> Task objective:
Reproduce every line of the records below without any change, but leave out the pictures.
[start of Information given]
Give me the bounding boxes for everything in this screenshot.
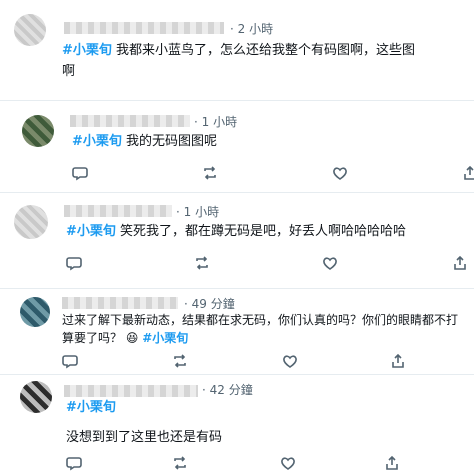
tweet-time[interactable]: · 42 分鐘 <box>202 381 253 398</box>
tweet-card-2[interactable]: · 1 小時 #小栗旬 我的无码图图呢 <box>0 100 474 189</box>
avatar[interactable] <box>14 14 46 46</box>
tweet-text: 过来了解下最新动态，结果都在求无码，你们认真的吗？你们的眼睛都不打 <box>62 313 459 327</box>
retweet-icon[interactable] <box>172 455 188 471</box>
tweet-text: #小栗旬 我都来小蓝鸟了，怎么还给我整个有码图啊，这些图 <box>62 42 472 60</box>
tweet-card-3[interactable]: · 1 小時 #小栗旬 笑死我了，都在蹲无码是吧，好丢人啊哈哈哈哈哈 <box>0 192 474 285</box>
laughing-emoji-icon: 😆 <box>125 331 139 345</box>
tweet-hashtag-line: #小栗旬 <box>66 399 116 417</box>
tweet-body: 笑死我了，都在蹲无码是吧，好丢人啊哈哈哈哈哈 <box>120 224 407 239</box>
share-icon[interactable] <box>390 353 406 369</box>
tweet-text: 没想到到了这里也还是有码 <box>66 430 223 445</box>
reply-icon[interactable] <box>72 165 88 181</box>
tweet-text: #小栗旬 笑死我了，都在蹲无码是吧，好丢人啊哈哈哈哈哈 <box>66 223 406 241</box>
reply-icon[interactable] <box>66 255 82 271</box>
hashtag-link[interactable]: #小栗旬 <box>66 224 116 239</box>
user-name-blurred[interactable] <box>64 385 198 397</box>
tweet-body: 我的无码图图呢 <box>126 134 218 149</box>
tweet-card-4[interactable]: · 49 分鐘 过来了解下最新动态，结果都在求无码，你们认真的吗？你们的眼睛都不… <box>0 288 474 375</box>
user-name-blurred[interactable] <box>64 22 224 34</box>
reply-icon[interactable] <box>66 455 82 471</box>
retweet-icon[interactable] <box>202 165 218 181</box>
tweet-body: 我都来小蓝鸟了，怎么还给我整个有码图啊，这些图 <box>116 43 416 58</box>
tweet-time[interactable]: · 2 小時 <box>230 20 273 37</box>
tweet-text: #小栗旬 我的无码图图呢 <box>72 133 217 151</box>
like-icon[interactable] <box>332 165 348 181</box>
retweet-icon[interactable] <box>172 353 188 369</box>
tweet-card-5[interactable]: · 42 分鐘 #小栗旬 没想到到了这里也还是有码 <box>0 374 474 475</box>
like-icon[interactable] <box>282 353 298 369</box>
tweet-card-1[interactable]: · 2 小時 #小栗旬 我都来小蓝鸟了，怎么还给我整个有码图啊，这些图 啊 <box>0 0 474 92</box>
avatar[interactable] <box>20 381 52 413</box>
share-icon[interactable] <box>462 165 474 181</box>
avatar[interactable] <box>14 205 48 239</box>
user-name-blurred[interactable] <box>62 297 178 309</box>
tweet-time[interactable]: · 1 小時 <box>176 203 219 220</box>
retweet-icon[interactable] <box>194 255 210 271</box>
hashtag-link[interactable]: #小栗旬 <box>142 331 188 345</box>
avatar[interactable] <box>22 115 54 147</box>
user-name-blurred[interactable] <box>64 205 172 217</box>
reply-icon[interactable] <box>62 353 78 369</box>
hashtag-link[interactable]: #小栗旬 <box>62 43 112 58</box>
like-icon[interactable] <box>322 255 338 271</box>
hashtag-link[interactable]: #小栗旬 <box>72 134 122 149</box>
tweet-time[interactable]: · 49 分鐘 <box>184 295 235 312</box>
user-name-blurred[interactable] <box>70 115 190 127</box>
like-icon[interactable] <box>280 455 296 471</box>
avatar[interactable] <box>20 297 50 327</box>
share-icon[interactable] <box>384 455 400 471</box>
tweet-body: 算要了吗？ <box>62 331 123 345</box>
share-icon[interactable] <box>452 255 468 271</box>
tweet-text-line2: 啊 <box>62 64 76 79</box>
tweet-text-line2: 算要了吗？ 😆 #小栗旬 <box>62 329 188 347</box>
hashtag-link[interactable]: #小栗旬 <box>66 400 116 415</box>
tweet-time[interactable]: · 1 小時 <box>194 113 237 130</box>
[end of Information given]
> Complete answer:
Give me the bounding boxes for everything in this screenshot.
tweet-time[interactable]: · 42 分鐘 <box>202 381 253 398</box>
tweet-card-2[interactable]: · 1 小時 #小栗旬 我的无码图图呢 <box>0 100 474 189</box>
avatar[interactable] <box>14 14 46 46</box>
tweet-text: 过来了解下最新动态，结果都在求无码，你们认真的吗？你们的眼睛都不打 <box>62 313 459 327</box>
retweet-icon[interactable] <box>172 455 188 471</box>
tweet-text: #小栗旬 我都来小蓝鸟了，怎么还给我整个有码图啊，这些图 <box>62 42 472 60</box>
tweet-card-3[interactable]: · 1 小時 #小栗旬 笑死我了，都在蹲无码是吧，好丢人啊哈哈哈哈哈 <box>0 192 474 285</box>
laughing-emoji-icon: 😆 <box>125 331 139 345</box>
tweet-hashtag-line: #小栗旬 <box>66 399 116 417</box>
tweet-body: 笑死我了，都在蹲无码是吧，好丢人啊哈哈哈哈哈 <box>120 224 407 239</box>
share-icon[interactable] <box>390 353 406 369</box>
tweet-text: 没想到到了这里也还是有码 <box>66 430 223 445</box>
reply-icon[interactable] <box>72 165 88 181</box>
tweet-text: #小栗旬 笑死我了，都在蹲无码是吧，好丢人啊哈哈哈哈哈 <box>66 223 406 241</box>
reply-icon[interactable] <box>66 255 82 271</box>
hashtag-link[interactable]: #小栗旬 <box>66 224 116 239</box>
user-name-blurred[interactable] <box>64 385 198 397</box>
tweet-body: 我的无码图图呢 <box>126 134 218 149</box>
tweet-card-4[interactable]: · 49 分鐘 过来了解下最新动态，结果都在求无码，你们认真的吗？你们的眼睛都不… <box>0 288 474 375</box>
user-name-blurred[interactable] <box>64 22 224 34</box>
reply-icon[interactable] <box>66 455 82 471</box>
retweet-icon[interactable] <box>202 165 218 181</box>
tweet-body: 我都来小蓝鸟了，怎么还给我整个有码图啊，这些图 <box>116 43 416 58</box>
tweet-time[interactable]: · 2 小時 <box>230 20 273 37</box>
tweet-text: #小栗旬 我的无码图图呢 <box>72 133 217 151</box>
like-icon[interactable] <box>332 165 348 181</box>
retweet-icon[interactable] <box>172 353 188 369</box>
tweet-card-5[interactable]: · 42 分鐘 #小栗旬 没想到到了这里也还是有码 <box>0 374 474 475</box>
like-icon[interactable] <box>282 353 298 369</box>
tweet-card-1[interactable]: · 2 小時 #小栗旬 我都来小蓝鸟了，怎么还给我整个有码图啊，这些图 啊 <box>0 0 474 92</box>
avatar[interactable] <box>20 381 52 413</box>
share-icon[interactable] <box>462 165 474 181</box>
avatar[interactable] <box>14 205 48 239</box>
user-name-blurred[interactable] <box>62 297 178 309</box>
tweet-time[interactable]: · 1 小時 <box>176 203 219 220</box>
retweet-icon[interactable] <box>194 255 210 271</box>
hashtag-link[interactable]: #小栗旬 <box>142 331 188 345</box>
avatar[interactable] <box>22 115 54 147</box>
user-name-blurred[interactable] <box>64 205 172 217</box>
reply-icon[interactable] <box>62 353 78 369</box>
hashtag-link[interactable]: #小栗旬 <box>62 43 112 58</box>
like-icon[interactable] <box>322 255 338 271</box>
hashtag-link[interactable]: #小栗旬 <box>72 134 122 149</box>
tweet-time[interactable]: · 49 分鐘 <box>184 295 235 312</box>
user-name-blurred[interactable] <box>70 115 190 127</box>
like-icon[interactable] <box>280 455 296 471</box>
avatar[interactable] <box>20 297 50 327</box>
share-icon[interactable] <box>384 455 400 471</box>
tweet-body: 算要了吗？ <box>62 331 123 345</box>
share-icon[interactable] <box>452 255 468 271</box>
tweet-text-line2: 啊 <box>62 64 76 79</box>
tweet-text-line2: 算要了吗？ 😆 #小栗旬 <box>62 329 188 347</box>
hashtag-link[interactable]: #小栗旬 <box>66 400 116 415</box>
tweet-time[interactable]: · 1 小時 <box>194 113 237 130</box>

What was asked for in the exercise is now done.